**Dataset content**.
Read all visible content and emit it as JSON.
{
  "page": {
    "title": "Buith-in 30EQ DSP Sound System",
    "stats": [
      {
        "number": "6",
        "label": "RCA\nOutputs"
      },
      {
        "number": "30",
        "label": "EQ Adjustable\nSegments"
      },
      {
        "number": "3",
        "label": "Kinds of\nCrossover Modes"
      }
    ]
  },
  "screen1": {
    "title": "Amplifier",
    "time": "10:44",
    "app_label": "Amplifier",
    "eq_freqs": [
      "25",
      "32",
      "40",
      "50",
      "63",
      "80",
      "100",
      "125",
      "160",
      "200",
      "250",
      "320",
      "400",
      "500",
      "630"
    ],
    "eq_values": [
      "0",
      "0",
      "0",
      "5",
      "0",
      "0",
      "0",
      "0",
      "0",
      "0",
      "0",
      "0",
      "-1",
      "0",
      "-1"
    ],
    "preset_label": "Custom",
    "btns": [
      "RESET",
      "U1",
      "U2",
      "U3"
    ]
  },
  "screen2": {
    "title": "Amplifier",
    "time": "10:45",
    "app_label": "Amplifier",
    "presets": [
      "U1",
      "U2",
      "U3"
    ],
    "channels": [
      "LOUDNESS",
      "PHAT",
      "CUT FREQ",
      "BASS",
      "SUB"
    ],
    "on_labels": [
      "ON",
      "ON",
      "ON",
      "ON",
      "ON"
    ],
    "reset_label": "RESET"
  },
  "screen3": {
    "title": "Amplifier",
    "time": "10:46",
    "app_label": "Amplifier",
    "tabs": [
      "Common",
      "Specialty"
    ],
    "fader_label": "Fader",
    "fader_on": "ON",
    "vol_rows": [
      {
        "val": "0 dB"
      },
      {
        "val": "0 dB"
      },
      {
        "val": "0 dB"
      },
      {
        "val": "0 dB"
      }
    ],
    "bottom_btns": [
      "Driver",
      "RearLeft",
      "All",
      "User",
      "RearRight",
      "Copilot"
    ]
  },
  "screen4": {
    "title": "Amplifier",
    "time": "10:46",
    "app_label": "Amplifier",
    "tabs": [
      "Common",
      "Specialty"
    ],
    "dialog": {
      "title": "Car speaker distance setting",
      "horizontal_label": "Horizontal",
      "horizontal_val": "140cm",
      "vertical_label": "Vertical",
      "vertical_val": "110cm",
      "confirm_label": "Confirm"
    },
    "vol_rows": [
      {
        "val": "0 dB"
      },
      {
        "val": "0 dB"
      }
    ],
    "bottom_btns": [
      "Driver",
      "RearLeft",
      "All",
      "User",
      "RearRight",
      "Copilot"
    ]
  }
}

**Directive**.
Repeat every entry word for word.

**Exercise result**.
Read all visible content and emit it as JSON.
{
  "page": {
    "title": "Buith-in 30EQ DSP Sound System",
    "stats": [
      {
        "number": "6",
        "label": "RCA\nOutputs"
      },
      {
        "number": "30",
        "label": "EQ Adjustable\nSegments"
      },
      {
        "number": "3",
        "label": "Kinds of\nCrossover Modes"
      }
    ]
  },
  "screen1": {
    "title": "Amplifier",
    "time": "10:44",
    "app_label": "Amplifier",
    "eq_freqs": [
      "25",
      "32",
      "40",
      "50",
      "63",
      "80",
      "100",
      "125",
      "160",
      "200",
      "250",
      "320",
      "400",
      "500",
      "630"
    ],
    "eq_values": [
      "0",
      "0",
      "0",
      "5",
      "0",
      "0",
      "0",
      "0",
      "0",
      "0",
      "0",
      "0",
      "-1",
      "0",
      "-1"
    ],
    "preset_label": "Custom",
    "btns": [
      "RESET",
      "U1",
      "U2",
      "U3"
    ]
  },
  "screen2": {
    "title": "Amplifier",
    "time": "10:45",
    "app_label": "Amplifier",
    "presets": [
      "U1",
      "U2",
      "U3"
    ],
    "channels": [
      "LOUDNESS",
      "PHAT",
      "CUT FREQ",
      "BASS",
      "SUB"
    ],
    "on_labels": [
      "ON",
      "ON",
      "ON",
      "ON",
      "ON"
    ],
    "reset_label": "RESET"
  },
  "screen3": {
    "title": "Amplifier",
    "time": "10:46",
    "app_label": "Amplifier",
    "tabs": [
      "Common",
      "Specialty"
    ],
    "fader_label": "Fader",
    "fader_on": "ON",
    "vol_rows": [
      {
        "val": "0 dB"
      },
      {
        "val": "0 dB"
      },
      {
        "val": "0 dB"
      },
      {
        "val": "0 dB"
      }
    ],
    "bottom_btns": [
      "Driver",
      "RearLeft",
      "All",
      "User",
      "RearRight",
      "Copilot"
    ]
  },
  "screen4": {
    "title": "Amplifier",
    "time": "10:46",
    "app_label": "Amplifier",
    "tabs": [
      "Common",
      "Specialty"
    ],
    "dialog": {
      "title": "Car speaker distance setting",
      "horizontal_label": "Horizontal",
      "horizontal_val": "140cm",
      "vertical_label": "Vertical",
      "vertical_val": "110cm",
      "confirm_label": "Confirm"
    },
    "vol_rows": [
      {
        "val": "0 dB"
      },
      {
        "val": "0 dB"
      }
    ],
    "bottom_btns": [
      "Driver",
      "RearLeft",
      "All",
      "User",
      "RearRight",
      "Copilot"
    ]
  }
}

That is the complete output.